Stated problem: Rewrite everything from the start of the listing below down to the line containing "165, 467, 181]", replacing "bbox" with "bounding box" and leaving all else unchanged.
__________________________________________________
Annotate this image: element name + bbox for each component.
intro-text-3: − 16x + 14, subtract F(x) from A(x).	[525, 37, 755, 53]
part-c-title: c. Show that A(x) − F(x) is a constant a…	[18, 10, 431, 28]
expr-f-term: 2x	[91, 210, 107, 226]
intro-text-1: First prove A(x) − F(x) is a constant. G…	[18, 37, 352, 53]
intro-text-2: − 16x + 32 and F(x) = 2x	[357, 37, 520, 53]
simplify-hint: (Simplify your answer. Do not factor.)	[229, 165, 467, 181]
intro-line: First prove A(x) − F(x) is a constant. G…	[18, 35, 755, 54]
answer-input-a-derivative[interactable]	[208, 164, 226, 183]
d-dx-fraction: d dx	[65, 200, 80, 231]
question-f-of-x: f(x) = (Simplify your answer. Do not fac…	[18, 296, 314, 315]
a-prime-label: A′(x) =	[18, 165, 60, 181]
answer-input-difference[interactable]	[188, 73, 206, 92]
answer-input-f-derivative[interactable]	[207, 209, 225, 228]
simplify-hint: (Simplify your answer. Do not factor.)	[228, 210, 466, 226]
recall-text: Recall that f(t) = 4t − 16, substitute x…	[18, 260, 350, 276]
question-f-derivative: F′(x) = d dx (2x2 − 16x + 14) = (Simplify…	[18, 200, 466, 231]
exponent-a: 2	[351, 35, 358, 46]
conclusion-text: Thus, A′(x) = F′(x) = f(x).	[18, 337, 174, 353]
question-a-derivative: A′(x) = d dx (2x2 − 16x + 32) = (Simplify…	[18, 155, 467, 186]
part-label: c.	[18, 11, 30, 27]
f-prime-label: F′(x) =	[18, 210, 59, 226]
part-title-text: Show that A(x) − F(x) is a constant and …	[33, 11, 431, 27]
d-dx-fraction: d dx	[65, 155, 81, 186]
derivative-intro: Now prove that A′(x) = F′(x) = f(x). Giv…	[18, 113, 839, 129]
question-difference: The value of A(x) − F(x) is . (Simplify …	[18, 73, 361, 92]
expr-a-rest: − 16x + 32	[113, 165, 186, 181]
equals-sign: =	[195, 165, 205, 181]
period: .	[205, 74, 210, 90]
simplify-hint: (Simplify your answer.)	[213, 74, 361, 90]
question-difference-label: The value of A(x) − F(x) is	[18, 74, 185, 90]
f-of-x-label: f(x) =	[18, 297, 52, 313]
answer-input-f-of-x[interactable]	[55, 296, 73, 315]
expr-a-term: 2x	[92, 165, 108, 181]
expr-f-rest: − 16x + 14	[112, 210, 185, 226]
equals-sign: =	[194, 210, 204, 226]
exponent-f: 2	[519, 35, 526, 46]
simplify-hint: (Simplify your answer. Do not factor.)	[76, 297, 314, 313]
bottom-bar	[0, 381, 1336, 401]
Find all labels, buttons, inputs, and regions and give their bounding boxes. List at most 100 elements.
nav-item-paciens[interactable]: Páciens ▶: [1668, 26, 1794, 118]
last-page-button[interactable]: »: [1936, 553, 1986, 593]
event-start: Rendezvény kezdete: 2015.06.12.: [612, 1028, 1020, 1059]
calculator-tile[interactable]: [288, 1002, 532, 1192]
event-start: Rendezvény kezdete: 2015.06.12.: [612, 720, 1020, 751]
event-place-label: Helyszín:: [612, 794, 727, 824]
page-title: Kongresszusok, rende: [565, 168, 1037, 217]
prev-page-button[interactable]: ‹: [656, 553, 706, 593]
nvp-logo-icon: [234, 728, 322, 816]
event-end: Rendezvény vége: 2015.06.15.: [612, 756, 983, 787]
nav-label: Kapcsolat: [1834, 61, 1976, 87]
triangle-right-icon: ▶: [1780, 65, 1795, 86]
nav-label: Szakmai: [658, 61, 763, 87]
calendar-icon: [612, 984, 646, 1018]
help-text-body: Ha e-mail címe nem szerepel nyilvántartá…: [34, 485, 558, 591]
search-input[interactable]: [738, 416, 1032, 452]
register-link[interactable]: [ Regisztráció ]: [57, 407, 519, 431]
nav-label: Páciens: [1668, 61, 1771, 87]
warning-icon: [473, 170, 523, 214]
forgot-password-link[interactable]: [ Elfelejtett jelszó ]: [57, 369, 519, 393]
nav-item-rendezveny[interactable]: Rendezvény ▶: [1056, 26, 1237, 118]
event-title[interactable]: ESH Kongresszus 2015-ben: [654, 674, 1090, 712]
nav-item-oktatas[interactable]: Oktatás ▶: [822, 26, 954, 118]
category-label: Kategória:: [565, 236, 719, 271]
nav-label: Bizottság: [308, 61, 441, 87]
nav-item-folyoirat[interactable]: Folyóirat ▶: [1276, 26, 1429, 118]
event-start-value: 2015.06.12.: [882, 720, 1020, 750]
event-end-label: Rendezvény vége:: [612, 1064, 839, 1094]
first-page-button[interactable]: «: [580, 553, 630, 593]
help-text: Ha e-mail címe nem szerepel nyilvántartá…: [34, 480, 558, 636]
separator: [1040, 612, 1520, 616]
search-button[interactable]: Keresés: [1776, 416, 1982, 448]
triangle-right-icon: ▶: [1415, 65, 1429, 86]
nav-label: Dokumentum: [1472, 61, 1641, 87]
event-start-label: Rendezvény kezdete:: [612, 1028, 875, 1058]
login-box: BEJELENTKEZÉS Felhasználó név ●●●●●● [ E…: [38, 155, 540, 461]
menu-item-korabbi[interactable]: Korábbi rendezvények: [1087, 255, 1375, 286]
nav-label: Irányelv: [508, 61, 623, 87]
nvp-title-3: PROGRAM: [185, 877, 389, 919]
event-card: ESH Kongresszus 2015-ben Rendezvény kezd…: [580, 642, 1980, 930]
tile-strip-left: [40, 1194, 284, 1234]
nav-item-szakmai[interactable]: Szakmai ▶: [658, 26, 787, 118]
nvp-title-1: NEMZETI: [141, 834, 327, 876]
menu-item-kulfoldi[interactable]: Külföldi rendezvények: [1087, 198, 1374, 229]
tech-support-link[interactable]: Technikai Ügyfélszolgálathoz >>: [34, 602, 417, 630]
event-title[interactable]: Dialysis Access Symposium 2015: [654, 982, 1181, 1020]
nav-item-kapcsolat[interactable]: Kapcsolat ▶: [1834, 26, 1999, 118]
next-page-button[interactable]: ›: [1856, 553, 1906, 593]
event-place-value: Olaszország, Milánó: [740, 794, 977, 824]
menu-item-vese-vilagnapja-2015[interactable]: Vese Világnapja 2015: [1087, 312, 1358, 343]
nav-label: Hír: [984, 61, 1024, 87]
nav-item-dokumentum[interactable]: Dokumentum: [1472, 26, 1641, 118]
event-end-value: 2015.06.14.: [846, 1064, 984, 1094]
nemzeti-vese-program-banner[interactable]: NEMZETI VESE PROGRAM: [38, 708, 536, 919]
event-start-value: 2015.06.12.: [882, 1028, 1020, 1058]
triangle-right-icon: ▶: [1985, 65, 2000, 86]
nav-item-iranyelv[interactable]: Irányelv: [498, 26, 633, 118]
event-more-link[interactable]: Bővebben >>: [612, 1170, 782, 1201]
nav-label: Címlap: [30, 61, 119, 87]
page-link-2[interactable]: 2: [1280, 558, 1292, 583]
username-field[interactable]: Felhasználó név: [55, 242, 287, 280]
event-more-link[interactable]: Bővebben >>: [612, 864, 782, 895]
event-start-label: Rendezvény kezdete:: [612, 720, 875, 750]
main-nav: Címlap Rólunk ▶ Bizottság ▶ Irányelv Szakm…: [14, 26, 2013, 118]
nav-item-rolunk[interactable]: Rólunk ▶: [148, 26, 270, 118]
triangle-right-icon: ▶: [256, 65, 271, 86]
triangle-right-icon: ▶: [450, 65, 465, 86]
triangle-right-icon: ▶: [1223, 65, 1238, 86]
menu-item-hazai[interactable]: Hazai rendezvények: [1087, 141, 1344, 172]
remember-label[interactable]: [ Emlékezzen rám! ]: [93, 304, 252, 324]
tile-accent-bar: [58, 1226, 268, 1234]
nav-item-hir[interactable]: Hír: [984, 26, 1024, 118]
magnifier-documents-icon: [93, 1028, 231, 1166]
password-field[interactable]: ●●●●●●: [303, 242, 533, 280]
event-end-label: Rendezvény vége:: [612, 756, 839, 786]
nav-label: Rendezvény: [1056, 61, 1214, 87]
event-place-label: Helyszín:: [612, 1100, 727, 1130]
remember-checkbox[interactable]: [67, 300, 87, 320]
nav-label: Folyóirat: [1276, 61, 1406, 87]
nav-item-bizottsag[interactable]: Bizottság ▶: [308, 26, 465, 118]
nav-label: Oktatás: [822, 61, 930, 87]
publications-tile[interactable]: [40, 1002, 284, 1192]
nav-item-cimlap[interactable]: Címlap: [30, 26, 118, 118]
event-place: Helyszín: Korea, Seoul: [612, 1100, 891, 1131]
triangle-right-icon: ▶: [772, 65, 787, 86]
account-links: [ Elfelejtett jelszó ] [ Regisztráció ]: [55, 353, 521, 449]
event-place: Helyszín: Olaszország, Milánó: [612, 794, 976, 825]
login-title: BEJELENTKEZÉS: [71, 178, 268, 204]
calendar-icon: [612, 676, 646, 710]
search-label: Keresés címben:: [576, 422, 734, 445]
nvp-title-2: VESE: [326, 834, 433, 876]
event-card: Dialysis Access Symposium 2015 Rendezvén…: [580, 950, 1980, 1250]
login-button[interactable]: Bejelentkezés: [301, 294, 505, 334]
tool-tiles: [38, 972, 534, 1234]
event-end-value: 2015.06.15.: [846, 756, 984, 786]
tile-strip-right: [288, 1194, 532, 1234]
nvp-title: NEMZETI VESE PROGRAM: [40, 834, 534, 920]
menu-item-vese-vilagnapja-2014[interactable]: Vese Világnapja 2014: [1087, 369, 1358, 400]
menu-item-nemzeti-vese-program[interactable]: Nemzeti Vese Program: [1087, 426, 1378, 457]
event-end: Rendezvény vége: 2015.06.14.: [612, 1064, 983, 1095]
__________________________________________________
The solution:
Annotate this image: element name + bounding box for each component.
intro-text-3: − 16x + 14, subtract F(x) from A(x).	[525, 37, 755, 53]
part-c-title: c. Show that A(x) − F(x) is a constant a…	[18, 10, 431, 28]
expr-f-term: 2x	[91, 210, 107, 226]
intro-text-1: First prove A(x) − F(x) is a constant. G…	[18, 37, 352, 53]
intro-text-2: − 16x + 32 and F(x) = 2x	[357, 37, 520, 53]
simplify-hint: (Simplify your answer. Do not factor.)	[229, 165, 467, 181]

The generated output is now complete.